Exercise brief ▸ From the piece on renewables investment, pull out the text between "We are also" and "procure renewable power.", inclusive.

Banking on Climate
Many investors and energy executives are dusting themselves off after the first, and hopefully only, major Coronavirus wave. It is timely to raise some fundamental questions around what this all means for renewables going forward. What now for new-build renewables projects? How should asset managers manage funds given the lessons learnt over the crisis? How can management teams handle their businesses to ensure they hit their own benchmarks?
CIOs of allocators, asset-class heads, portfolio managers and corporates are already looking to answer some of these questions and work out how to manage their near and long-term activities against this new backdrop. Working out how to do so requires active engagement from banks and the Energy Council wanted to explore how both they, and asset managers, are providing debt and innovative capital products and how they are responding to very different circumstances than the ones laid out in their commitments published as recently as March.
Against this backdrop, the current crisis has acted as a catalyst for some energy executives. As one Energy Council member remarked, “the best time to have started this energy transition was some while back, but a close second is probably today”.
Finding pockets of value and frontier opportunities
Investors continue to observe a broad range of asset opportunities, but are having to look more than ever at their own internal hurdle rates due to a sharp decline in energy prices. The last few years have been characterised by a wall of institutional capital competing and chasing an ever-dwindling supply of high-quality assets, and this is set to increase given renewable investment strategies have held their own over the past few months. This will impact asset managers. In particular, large pension and insurance funds investing directly will continue to drive value out of the market, and may start to spill over to impact the growth equity and venture capital side of the business.
More and more investors will try to capture better returns by taking on increased development risk earlier in the life cycle of the renewables project. Investors increasingly will have to take on more merchant risk driving overall returns to stay relevant as contracts get shorter; and take this on different assumptions than they did a few years ago. It is here that banks will once again play a pivotal role as they will look to help investors structure these risks to get the returns they need over the life-cycle of assets; the enhancements that storage can give to solar and wind being one such way.
Additional and new technology opportunities are coming to market, but many of these new areas still need defined business models that will enable them to become fully scalable, sustainable and commercial. This are often found in the so called “Phase 2” technologies; those that focus on heat and industrial decarbonisation, grid stabilisation, community solar and utility-scale energy back-up. As costs come down, more investors and counterparties, who are willing to work on contracts that are becoming more and more competitive, are entering these markets. Urban mobility is one such area where asset quality, proven technology and demand dynamics are good, and yet it hasn’t seen the swathes of institutional capital and YieldCos of other renewable segments.
We are also seeing an interesting dynamic in the U.S. where corporate renewable power purchase agreements have soured in recent times. Utilities, in an effort to no longer remain side-lined, are stepping back into the market in response to this shift and are doing so by taking direct control of assets in order to offer their corporate customers 100% renewable power. This is supporting power developers as utilities buying the projects directly in order to procure renewable power.
Questions still remain such as what is required to get investors to commit to a project given risk and associated return linked to renewable projects? And how can investors become more comfortable with merchant risk as long-term PPAs drop off?
The products that banks are most excited about?

Data listing ▸
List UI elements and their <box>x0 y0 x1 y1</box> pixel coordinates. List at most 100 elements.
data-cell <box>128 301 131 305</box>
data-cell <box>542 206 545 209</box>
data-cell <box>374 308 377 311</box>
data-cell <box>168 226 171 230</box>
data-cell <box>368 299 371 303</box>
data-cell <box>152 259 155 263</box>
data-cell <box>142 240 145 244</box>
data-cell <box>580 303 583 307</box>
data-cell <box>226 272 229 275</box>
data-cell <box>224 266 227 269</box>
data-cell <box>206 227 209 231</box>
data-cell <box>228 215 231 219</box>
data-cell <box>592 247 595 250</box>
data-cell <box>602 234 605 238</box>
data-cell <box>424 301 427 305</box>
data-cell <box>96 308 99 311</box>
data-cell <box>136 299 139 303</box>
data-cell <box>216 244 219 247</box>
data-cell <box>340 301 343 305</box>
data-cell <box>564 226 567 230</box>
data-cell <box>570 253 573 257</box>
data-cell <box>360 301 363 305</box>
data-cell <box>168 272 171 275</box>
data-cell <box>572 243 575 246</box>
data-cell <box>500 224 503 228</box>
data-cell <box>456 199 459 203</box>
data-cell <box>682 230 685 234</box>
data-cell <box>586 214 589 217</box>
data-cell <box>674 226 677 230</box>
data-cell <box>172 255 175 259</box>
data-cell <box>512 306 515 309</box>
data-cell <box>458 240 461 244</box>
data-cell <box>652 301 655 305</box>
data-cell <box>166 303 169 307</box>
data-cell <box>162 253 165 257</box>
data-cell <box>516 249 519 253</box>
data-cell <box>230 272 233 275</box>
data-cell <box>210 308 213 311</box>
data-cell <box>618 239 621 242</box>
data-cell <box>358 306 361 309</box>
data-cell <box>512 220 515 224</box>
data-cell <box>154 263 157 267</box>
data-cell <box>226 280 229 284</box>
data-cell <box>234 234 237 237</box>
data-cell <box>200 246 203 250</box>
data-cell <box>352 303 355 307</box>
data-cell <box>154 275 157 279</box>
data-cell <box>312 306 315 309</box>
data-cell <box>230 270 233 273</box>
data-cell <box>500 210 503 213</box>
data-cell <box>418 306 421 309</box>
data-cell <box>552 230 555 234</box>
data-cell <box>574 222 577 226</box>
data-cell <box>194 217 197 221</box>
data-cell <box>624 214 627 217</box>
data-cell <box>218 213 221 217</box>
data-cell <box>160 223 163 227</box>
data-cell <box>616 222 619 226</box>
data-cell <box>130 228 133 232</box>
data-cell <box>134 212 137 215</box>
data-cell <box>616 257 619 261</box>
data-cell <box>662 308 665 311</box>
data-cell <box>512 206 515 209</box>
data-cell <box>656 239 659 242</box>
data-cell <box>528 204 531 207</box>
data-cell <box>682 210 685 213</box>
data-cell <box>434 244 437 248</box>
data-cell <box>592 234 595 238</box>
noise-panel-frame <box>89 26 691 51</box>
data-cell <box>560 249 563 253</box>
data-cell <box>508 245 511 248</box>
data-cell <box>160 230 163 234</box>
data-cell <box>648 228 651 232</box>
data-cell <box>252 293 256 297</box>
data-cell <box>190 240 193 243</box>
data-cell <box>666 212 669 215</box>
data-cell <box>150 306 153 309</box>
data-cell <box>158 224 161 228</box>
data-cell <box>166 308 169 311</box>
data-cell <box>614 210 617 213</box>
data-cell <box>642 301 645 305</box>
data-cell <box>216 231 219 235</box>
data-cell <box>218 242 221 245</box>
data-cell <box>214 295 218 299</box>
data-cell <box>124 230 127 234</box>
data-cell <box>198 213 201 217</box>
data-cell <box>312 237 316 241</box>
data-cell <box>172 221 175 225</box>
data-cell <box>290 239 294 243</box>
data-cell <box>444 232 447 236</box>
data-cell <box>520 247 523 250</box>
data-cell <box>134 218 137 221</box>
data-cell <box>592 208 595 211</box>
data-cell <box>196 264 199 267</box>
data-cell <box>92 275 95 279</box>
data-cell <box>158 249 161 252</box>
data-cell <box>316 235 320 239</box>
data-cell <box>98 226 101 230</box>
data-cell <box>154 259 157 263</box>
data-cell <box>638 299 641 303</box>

Output of the task ▸
We are also seeing an interesting dynamic in the U.S. where corporate renewable power purchase agreements have soured in recent times. Utilities, in an effort to no longer remain side-lined, are stepping back into the market in response to this shift and are doing so by taking direct control of assets in order to offer their corporate customers 100% renewable power. This is supporting power developers as utilities buying the projects directly in order to procure renewable power.